[Start Records provided]
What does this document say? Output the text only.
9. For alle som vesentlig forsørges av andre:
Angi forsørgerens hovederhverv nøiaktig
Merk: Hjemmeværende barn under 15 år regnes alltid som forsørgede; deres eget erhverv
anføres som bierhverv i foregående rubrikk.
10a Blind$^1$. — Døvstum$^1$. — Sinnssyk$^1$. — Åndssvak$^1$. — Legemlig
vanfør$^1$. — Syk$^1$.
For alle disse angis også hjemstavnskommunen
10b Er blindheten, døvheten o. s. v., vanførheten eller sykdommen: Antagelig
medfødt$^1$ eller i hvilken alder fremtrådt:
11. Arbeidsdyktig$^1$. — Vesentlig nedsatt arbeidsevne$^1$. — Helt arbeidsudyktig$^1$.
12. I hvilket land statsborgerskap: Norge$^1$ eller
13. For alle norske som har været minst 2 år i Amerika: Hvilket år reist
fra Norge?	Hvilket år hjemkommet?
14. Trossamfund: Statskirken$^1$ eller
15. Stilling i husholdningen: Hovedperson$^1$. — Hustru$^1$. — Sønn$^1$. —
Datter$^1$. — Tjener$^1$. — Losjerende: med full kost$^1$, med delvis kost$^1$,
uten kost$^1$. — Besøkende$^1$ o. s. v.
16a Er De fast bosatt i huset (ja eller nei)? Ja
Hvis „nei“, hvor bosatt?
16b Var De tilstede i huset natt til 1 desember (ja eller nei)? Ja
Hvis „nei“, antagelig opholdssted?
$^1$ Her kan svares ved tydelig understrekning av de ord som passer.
[End Records provided]
Required work —
Give only the count of lines in which the string "huset" appears.

The reply —
2